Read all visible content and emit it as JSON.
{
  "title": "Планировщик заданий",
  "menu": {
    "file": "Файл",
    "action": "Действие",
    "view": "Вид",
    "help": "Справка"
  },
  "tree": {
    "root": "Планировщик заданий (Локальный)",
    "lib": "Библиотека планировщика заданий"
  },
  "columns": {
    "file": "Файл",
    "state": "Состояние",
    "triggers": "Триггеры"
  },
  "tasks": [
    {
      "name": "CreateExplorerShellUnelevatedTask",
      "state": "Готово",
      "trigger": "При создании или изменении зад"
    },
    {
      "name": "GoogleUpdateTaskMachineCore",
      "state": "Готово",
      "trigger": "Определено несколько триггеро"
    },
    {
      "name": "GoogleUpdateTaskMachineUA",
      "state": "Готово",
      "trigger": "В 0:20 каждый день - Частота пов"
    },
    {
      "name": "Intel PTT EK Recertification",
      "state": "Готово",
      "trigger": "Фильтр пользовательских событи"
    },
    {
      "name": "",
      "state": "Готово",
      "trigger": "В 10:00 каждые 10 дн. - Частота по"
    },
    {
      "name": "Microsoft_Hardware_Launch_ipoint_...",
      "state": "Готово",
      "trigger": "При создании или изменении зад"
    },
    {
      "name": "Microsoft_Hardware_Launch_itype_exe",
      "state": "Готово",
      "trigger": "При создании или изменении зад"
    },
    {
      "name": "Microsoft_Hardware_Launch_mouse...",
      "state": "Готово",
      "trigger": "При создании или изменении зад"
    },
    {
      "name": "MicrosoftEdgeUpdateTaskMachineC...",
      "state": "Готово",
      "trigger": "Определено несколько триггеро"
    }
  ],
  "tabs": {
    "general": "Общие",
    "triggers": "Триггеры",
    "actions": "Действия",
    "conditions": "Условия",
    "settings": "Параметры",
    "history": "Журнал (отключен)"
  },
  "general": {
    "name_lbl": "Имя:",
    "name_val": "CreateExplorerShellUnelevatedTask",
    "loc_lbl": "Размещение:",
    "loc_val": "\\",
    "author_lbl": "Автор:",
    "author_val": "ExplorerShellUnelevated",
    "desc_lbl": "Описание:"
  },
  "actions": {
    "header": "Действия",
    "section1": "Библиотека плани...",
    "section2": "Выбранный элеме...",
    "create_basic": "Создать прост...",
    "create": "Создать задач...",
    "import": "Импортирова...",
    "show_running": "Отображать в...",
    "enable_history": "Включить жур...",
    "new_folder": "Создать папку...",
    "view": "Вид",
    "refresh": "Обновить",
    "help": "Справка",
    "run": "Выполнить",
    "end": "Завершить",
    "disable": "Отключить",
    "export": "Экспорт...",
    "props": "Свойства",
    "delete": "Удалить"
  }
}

Requirement: Say how many lines contain "Создать", and give nothing but that number.

Response to this exercise: 3